Raw records
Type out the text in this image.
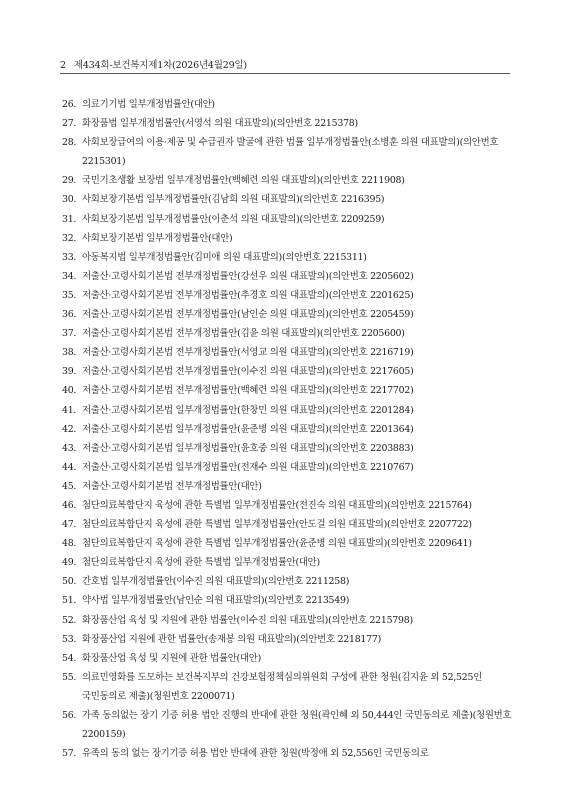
2 제434회-보건복지제1차(2026년4월29일)
26. 의료기기법 일부개정법률안(대안)
27. 화장품법 일부개정법률안(서영석 의원 대표발의)(의안번호 2215378)
28. 사회보장급여의 이용·제공 및 수급권자 발굴에 관한 법률 일부개정법률안(소병훈 의원 대표발의)(의안번호 2215301)
29. 국민기초생활 보장법 일부개정법률안(백혜련 의원 대표발의)(의안번호 2211908)
30. 사회보장기본법 일부개정법률안(김남희 의원 대표발의)(의안번호 2216395)
31. 사회보장기본법 일부개정법률안(이춘석 의원 대표발의)(의안번호 2209259)
32. 사회보장기본법 일부개정법률안(대안)
33. 아동복지법 일부개정법률안(김미애 의원 대표발의)(의안번호 2215311)
34. 저출산·고령사회기본법 전부개정법률안(강선우 의원 대표발의)(의안번호 2205602)
35. 저출산·고령사회기본법 전부개정법률안(추경호 의원 대표발의)(의안번호 2201625)
36. 저출산·고령사회기본법 전부개정법률안(남인순 의원 대표발의)(의안번호 2205459)
37. 저출산·고령사회기본법 전부개정법률안(김윤 의원 대표발의)(의안번호 2205600)
38. 저출산·고령사회기본법 전부개정법률안(서영교 의원 대표발의)(의안번호 2216719)
39. 저출산·고령사회기본법 전부개정법률안(이수진 의원 대표발의)(의안번호 2217605)
40. 저출산·고령사회기본법 전부개정법률안(백혜련 의원 대표발의)(의안번호 2217702)
41. 저출산·고령사회기본법 일부개정법률안(한창민 의원 대표발의)(의안번호 2201284)
42. 저출산·고령사회기본법 일부개정법률안(윤준병 의원 대표발의)(의안번호 2201364)
43. 저출산·고령사회기본법 일부개정법률안(윤호중 의원 대표발의)(의안번호 2203883)
44. 저출산·고령사회기본법 일부개정법률안(전재수 의원 대표발의)(의안번호 2210767)
45. 저출산·고령사회기본법 전부개정법률안(대안)
46. 첨단의료복합단지 육성에 관한 특별법 일부개정법률안(전진숙 의원 대표발의)(의안번호 2215764)
47. 첨단의료복합단지 육성에 관한 특별법 일부개정법률안(안도걸 의원 대표발의)(의안번호 2207722)
48. 첨단의료복합단지 육성에 관한 특별법 일부개정법률안(윤준병 의원 대표발의)(의안번호 2209641)
49. 첨단의료복합단지 육성에 관한 특별법 일부개정법률안(대안)
50. 간호법 일부개정법률안(이수진 의원 대표발의)(의안번호 2211258)
51. 약사법 일부개정법률안(남인순 의원 대표발의)(의안번호 2213549)
52. 화장품산업 육성 및 지원에 관한 법률안(이수진 의원 대표발의)(의안번호 2215798)
53. 화장품산업 지원에 관한 법률안(송재봉 의원 대표발의)(의안번호 2218177)
54. 화장품산업 육성 및 지원에 관한 법률안(대안)
55. 의료민영화를 도모하는 보건복지부의 건강보험정책심의위원회 구성에 관한 청원(김지윤 외 52,525인 국민동의로 제출)(청원번호 2200071)
56. 가족 동의없는 장기 기증 허용 법안 진행의 반대에 관한 청원(곽인혜 외 50,444인 국민동의로 제출)(청원번호 2200159)
57. 유족의 동의 없는 장기기증 허용 법안 반대에 관한 청원(박정애 외 52,556인 국민동의로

* [TASK INSTRUCTIONS] Repeat the data above exactly, but not the pictures.

* [FULL RESPONSE]
Type out the text in this image.
2 제434회-보건복지제1차(2026년4월29일)
26. 의료기기법 일부개정법률안(대안)
27. 화장품법 일부개정법률안(서영석 의원 대표발의)(의안번호 2215378)
28. 사회보장급여의 이용·제공 및 수급권자 발굴에 관한 법률 일부개정법률안(소병훈 의원 대표발의)(의안번호 2215301)
29. 국민기초생활 보장법 일부개정법률안(백혜련 의원 대표발의)(의안번호 2211908)
30. 사회보장기본법 일부개정법률안(김남희 의원 대표발의)(의안번호 2216395)
31. 사회보장기본법 일부개정법률안(이춘석 의원 대표발의)(의안번호 2209259)
32. 사회보장기본법 일부개정법률안(대안)
33. 아동복지법 일부개정법률안(김미애 의원 대표발의)(의안번호 2215311)
34. 저출산·고령사회기본법 전부개정법률안(강선우 의원 대표발의)(의안번호 2205602)
35. 저출산·고령사회기본법 전부개정법률안(추경호 의원 대표발의)(의안번호 2201625)
36. 저출산·고령사회기본법 전부개정법률안(남인순 의원 대표발의)(의안번호 2205459)
37. 저출산·고령사회기본법 전부개정법률안(김윤 의원 대표발의)(의안번호 2205600)
38. 저출산·고령사회기본법 전부개정법률안(서영교 의원 대표발의)(의안번호 2216719)
39. 저출산·고령사회기본법 전부개정법률안(이수진 의원 대표발의)(의안번호 2217605)
40. 저출산·고령사회기본법 전부개정법률안(백혜련 의원 대표발의)(의안번호 2217702)
41. 저출산·고령사회기본법 일부개정법률안(한창민 의원 대표발의)(의안번호 2201284)
42. 저출산·고령사회기본법 일부개정법률안(윤준병 의원 대표발의)(의안번호 2201364)
43. 저출산·고령사회기본법 일부개정법률안(윤호중 의원 대표발의)(의안번호 2203883)
44. 저출산·고령사회기본법 일부개정법률안(전재수 의원 대표발의)(의안번호 2210767)
45. 저출산·고령사회기본법 전부개정법률안(대안)
46. 첨단의료복합단지 육성에 관한 특별법 일부개정법률안(전진숙 의원 대표발의)(의안번호 2215764)
47. 첨단의료복합단지 육성에 관한 특별법 일부개정법률안(안도걸 의원 대표발의)(의안번호 2207722)
48. 첨단의료복합단지 육성에 관한 특별법 일부개정법률안(윤준병 의원 대표발의)(의안번호 2209641)
49. 첨단의료복합단지 육성에 관한 특별법 일부개정법률안(대안)
50. 간호법 일부개정법률안(이수진 의원 대표발의)(의안번호 2211258)
51. 약사법 일부개정법률안(남인순 의원 대표발의)(의안번호 2213549)
52. 화장품산업 육성 및 지원에 관한 법률안(이수진 의원 대표발의)(의안번호 2215798)
53. 화장품산업 지원에 관한 법률안(송재봉 의원 대표발의)(의안번호 2218177)
54. 화장품산업 육성 및 지원에 관한 법률안(대안)
55. 의료민영화를 도모하는 보건복지부의 건강보험정책심의위원회 구성에 관한 청원(김지윤 외 52,525인 국민동의로 제출)(청원번호 2200071)
56. 가족 동의없는 장기 기증 허용 법안 진행의 반대에 관한 청원(곽인혜 외 50,444인 국민동의로 제출)(청원번호 2200159)
57. 유족의 동의 없는 장기기증 허용 법안 반대에 관한 청원(박정애 외 52,556인 국민동의로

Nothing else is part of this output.